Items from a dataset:
----------------
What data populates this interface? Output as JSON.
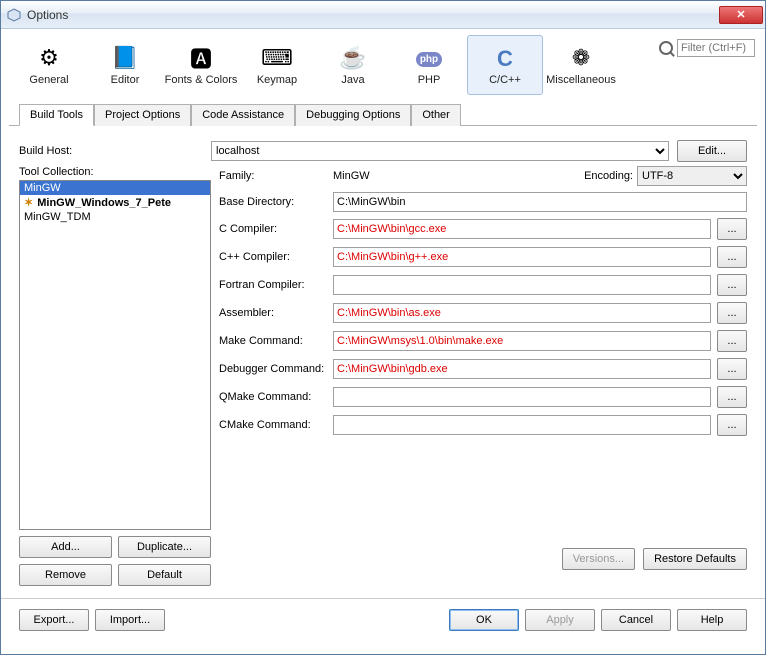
{
  "window": {
    "title": "Options"
  },
  "toolbar": {
    "items": [
      {
        "label": "General",
        "icon": "⚙"
      },
      {
        "label": "Editor",
        "icon": "📘"
      },
      {
        "label": "Fonts & Colors",
        "icon": "🅰"
      },
      {
        "label": "Keymap",
        "icon": "⌨"
      },
      {
        "label": "Java",
        "icon": "☕"
      },
      {
        "label": "PHP",
        "icon": "php"
      },
      {
        "label": "C/C++",
        "icon": "C"
      },
      {
        "label": "Miscellaneous",
        "icon": "❁"
      }
    ],
    "selected_index": 6,
    "filter_placeholder": "Filter (Ctrl+F)"
  },
  "tabs": {
    "items": [
      "Build Tools",
      "Project Options",
      "Code Assistance",
      "Debugging Options",
      "Other"
    ],
    "active_index": 0
  },
  "build": {
    "host_label": "Build Host:",
    "host_value": "localhost",
    "edit_button": "Edit...",
    "tool_collection_label": "Tool Collection:",
    "tools": [
      {
        "name": "MinGW",
        "selected": true,
        "bold": false,
        "icon": ""
      },
      {
        "name": "MinGW_Windows_7_Pete",
        "selected": false,
        "bold": true,
        "icon": "✶"
      },
      {
        "name": "MinGW_TDM",
        "selected": false,
        "bold": false,
        "icon": ""
      }
    ],
    "leftbuttons": {
      "add": "Add...",
      "duplicate": "Duplicate...",
      "remove": "Remove",
      "default": "Default"
    },
    "family_label": "Family:",
    "family_value": "MinGW",
    "encoding_label": "Encoding:",
    "encoding_value": "UTF-8",
    "fields": [
      {
        "label": "Base Directory:",
        "value": "C:\\MinGW\\bin",
        "red": false,
        "browse": false
      },
      {
        "label": "C Compiler:",
        "value": "C:\\MinGW\\bin\\gcc.exe",
        "red": true,
        "browse": true
      },
      {
        "label": "C++ Compiler:",
        "value": "C:\\MinGW\\bin\\g++.exe",
        "red": true,
        "browse": true
      },
      {
        "label": "Fortran Compiler:",
        "value": "",
        "red": false,
        "browse": true
      },
      {
        "label": "Assembler:",
        "value": "C:\\MinGW\\bin\\as.exe",
        "red": true,
        "browse": true
      },
      {
        "label": "Make Command:",
        "value": "C:\\MinGW\\msys\\1.0\\bin\\make.exe",
        "red": true,
        "browse": true
      },
      {
        "label": "Debugger Command:",
        "value": "C:\\MinGW\\bin\\gdb.exe",
        "red": true,
        "browse": true
      },
      {
        "label": "QMake Command:",
        "value": "",
        "red": false,
        "browse": true
      },
      {
        "label": "CMake Command:",
        "value": "",
        "red": false,
        "browse": true
      }
    ],
    "versions_button": "Versions...",
    "restore_button": "Restore Defaults"
  },
  "footer": {
    "export": "Export...",
    "import": "Import...",
    "ok": "OK",
    "apply": "Apply",
    "cancel": "Cancel",
    "help": "Help"
  }
}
----------------
__Exercise goal__: Note every line above where the string "Compiler" shows up, and copy those lines.

__The solution__:
        "label": "C Compiler:",
        "label": "C++ Compiler:",
        "label": "Fortran Compiler:",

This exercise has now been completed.